▶ _Records shown_:

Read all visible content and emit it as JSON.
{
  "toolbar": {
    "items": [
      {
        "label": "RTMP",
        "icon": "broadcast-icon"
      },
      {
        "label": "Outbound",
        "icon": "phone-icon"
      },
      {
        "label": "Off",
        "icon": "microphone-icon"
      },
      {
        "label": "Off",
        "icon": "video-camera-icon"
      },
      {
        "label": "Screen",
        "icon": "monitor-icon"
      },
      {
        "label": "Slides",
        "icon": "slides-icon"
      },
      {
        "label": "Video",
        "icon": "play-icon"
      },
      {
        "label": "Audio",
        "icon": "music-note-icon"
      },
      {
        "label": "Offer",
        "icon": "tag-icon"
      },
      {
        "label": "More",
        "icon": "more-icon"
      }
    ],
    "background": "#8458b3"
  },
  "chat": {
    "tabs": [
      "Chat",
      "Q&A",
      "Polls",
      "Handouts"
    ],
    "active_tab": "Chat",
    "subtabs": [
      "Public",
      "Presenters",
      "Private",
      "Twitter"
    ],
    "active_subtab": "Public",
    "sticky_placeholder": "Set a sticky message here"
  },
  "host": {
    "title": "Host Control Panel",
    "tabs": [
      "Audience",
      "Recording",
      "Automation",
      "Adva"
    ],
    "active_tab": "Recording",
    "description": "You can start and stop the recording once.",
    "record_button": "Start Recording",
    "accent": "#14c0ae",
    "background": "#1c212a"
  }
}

▶ _Task details_:
Copy all the lines, exactly.

▶ _Task output_:
Read all visible content and emit it as JSON.
{
  "toolbar": {
    "items": [
      {
        "label": "RTMP",
        "icon": "broadcast-icon"
      },
      {
        "label": "Outbound",
        "icon": "phone-icon"
      },
      {
        "label": "Off",
        "icon": "microphone-icon"
      },
      {
        "label": "Off",
        "icon": "video-camera-icon"
      },
      {
        "label": "Screen",
        "icon": "monitor-icon"
      },
      {
        "label": "Slides",
        "icon": "slides-icon"
      },
      {
        "label": "Video",
        "icon": "play-icon"
      },
      {
        "label": "Audio",
        "icon": "music-note-icon"
      },
      {
        "label": "Offer",
        "icon": "tag-icon"
      },
      {
        "label": "More",
        "icon": "more-icon"
      }
    ],
    "background": "#8458b3"
  },
  "chat": {
    "tabs": [
      "Chat",
      "Q&A",
      "Polls",
      "Handouts"
    ],
    "active_tab": "Chat",
    "subtabs": [
      "Public",
      "Presenters",
      "Private",
      "Twitter"
    ],
    "active_subtab": "Public",
    "sticky_placeholder": "Set a sticky message here"
  },
  "host": {
    "title": "Host Control Panel",
    "tabs": [
      "Audience",
      "Recording",
      "Automation",
      "Adva"
    ],
    "active_tab": "Recording",
    "description": "You can start and stop the recording once.",
    "record_button": "Start Recording",
    "accent": "#14c0ae",
    "background": "#1c212a"
  }
}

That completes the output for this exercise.